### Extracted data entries

>> begin

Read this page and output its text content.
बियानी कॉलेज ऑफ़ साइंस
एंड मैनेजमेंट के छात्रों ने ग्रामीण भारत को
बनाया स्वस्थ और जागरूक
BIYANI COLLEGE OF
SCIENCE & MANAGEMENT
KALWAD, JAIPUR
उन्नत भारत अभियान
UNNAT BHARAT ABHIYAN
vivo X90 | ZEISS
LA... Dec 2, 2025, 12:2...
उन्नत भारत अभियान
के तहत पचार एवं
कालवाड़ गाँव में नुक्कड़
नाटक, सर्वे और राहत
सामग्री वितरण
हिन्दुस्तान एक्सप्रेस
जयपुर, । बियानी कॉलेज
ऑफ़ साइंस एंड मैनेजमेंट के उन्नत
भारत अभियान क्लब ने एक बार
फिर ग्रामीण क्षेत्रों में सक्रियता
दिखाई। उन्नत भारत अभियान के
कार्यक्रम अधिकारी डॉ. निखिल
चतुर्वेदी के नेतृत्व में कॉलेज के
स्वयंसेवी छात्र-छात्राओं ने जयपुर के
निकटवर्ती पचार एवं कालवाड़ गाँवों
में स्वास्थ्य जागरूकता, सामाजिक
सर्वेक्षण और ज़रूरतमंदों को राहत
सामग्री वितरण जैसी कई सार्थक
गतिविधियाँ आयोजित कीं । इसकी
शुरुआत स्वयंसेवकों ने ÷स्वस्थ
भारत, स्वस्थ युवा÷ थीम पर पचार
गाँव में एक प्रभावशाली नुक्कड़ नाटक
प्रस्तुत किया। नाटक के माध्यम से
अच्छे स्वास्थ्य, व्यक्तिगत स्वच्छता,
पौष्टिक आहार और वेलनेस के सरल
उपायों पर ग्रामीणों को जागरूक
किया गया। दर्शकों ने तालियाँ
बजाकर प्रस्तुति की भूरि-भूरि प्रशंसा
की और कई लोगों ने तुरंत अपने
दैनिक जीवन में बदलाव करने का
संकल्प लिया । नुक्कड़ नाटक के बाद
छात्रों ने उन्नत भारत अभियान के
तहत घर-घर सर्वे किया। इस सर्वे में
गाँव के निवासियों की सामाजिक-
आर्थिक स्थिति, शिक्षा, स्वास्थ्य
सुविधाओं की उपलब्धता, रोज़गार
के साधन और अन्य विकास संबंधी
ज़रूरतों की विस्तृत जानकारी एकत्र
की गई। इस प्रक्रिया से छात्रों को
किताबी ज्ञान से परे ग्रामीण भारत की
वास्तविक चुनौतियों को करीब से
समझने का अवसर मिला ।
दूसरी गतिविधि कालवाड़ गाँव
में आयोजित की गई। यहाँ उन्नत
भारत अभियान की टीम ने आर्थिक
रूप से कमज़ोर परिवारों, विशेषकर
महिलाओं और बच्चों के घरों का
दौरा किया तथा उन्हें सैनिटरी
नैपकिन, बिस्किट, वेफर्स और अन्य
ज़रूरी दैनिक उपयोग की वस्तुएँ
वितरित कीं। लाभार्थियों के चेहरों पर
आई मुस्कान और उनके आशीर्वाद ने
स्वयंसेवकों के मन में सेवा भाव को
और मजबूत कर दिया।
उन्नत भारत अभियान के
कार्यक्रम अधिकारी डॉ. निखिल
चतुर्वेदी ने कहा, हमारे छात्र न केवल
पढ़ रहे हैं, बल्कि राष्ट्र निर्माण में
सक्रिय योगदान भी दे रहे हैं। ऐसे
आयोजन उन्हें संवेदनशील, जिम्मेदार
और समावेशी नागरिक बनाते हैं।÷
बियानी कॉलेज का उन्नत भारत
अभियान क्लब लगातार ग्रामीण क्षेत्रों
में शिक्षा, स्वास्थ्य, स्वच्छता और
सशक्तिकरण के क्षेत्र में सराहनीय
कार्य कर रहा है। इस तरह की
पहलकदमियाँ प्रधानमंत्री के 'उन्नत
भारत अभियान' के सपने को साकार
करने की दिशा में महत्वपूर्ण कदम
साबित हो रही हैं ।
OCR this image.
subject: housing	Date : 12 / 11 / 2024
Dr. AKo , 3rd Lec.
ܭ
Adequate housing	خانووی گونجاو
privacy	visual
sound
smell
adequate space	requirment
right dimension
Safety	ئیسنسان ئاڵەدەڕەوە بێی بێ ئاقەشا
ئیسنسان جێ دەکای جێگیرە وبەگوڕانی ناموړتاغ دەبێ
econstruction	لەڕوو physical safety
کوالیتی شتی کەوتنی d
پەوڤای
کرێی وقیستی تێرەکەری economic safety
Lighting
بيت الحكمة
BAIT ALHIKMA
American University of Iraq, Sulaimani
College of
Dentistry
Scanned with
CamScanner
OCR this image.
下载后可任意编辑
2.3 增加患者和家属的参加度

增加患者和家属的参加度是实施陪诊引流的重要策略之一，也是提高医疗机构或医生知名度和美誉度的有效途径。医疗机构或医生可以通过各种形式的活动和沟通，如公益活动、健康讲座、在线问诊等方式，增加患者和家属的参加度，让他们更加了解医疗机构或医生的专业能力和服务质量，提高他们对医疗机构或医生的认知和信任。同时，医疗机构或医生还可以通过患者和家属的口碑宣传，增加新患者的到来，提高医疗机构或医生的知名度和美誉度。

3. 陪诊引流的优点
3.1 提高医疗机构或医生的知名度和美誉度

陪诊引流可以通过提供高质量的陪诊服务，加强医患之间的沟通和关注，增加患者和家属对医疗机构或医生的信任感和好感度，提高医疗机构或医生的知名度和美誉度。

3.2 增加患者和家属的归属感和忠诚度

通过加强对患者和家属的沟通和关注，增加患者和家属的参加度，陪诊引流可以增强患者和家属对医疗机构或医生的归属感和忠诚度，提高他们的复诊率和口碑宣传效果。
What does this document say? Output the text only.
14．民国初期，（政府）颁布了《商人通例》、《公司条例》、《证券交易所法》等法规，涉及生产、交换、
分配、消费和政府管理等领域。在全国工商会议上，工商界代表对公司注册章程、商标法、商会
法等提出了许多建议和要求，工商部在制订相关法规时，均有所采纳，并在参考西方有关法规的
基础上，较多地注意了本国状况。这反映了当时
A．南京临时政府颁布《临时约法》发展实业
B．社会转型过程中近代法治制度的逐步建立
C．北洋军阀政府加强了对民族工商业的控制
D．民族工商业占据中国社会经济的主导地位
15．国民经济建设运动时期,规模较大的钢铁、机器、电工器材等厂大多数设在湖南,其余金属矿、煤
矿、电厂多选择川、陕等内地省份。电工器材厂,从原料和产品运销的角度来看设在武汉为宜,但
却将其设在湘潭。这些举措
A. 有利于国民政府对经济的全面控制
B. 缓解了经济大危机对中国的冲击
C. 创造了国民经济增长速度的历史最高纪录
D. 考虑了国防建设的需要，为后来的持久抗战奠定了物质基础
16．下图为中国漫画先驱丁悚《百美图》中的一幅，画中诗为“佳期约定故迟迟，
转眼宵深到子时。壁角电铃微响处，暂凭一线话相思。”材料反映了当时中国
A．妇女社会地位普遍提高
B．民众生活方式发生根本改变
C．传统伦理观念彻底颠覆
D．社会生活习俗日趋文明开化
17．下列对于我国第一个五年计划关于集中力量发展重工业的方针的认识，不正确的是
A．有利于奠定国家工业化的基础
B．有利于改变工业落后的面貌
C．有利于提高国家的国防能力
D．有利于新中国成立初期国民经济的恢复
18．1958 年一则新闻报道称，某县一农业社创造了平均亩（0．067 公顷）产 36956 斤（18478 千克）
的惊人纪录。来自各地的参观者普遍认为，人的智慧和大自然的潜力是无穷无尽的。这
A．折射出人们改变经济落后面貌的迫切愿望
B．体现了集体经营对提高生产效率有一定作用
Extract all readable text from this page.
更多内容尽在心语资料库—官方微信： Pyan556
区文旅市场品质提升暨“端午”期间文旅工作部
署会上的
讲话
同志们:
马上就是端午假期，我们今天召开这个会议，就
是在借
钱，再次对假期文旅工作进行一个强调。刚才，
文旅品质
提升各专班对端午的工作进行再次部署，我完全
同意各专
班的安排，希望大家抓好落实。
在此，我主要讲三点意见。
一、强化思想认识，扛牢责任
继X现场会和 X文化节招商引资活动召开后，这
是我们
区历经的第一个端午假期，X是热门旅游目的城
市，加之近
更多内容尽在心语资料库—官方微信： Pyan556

>> end

### Problem description
For each line of the listing that holds the word "ئیسنسان", show that line.

### Exercise answer
Safety	ئیسنسان ئاڵەدەڕەوە بێی بێ ئاقەشا
ئیسنسان جێ دەکای جێگیرە وبەگوڕانی ناموړتاغ دەبێ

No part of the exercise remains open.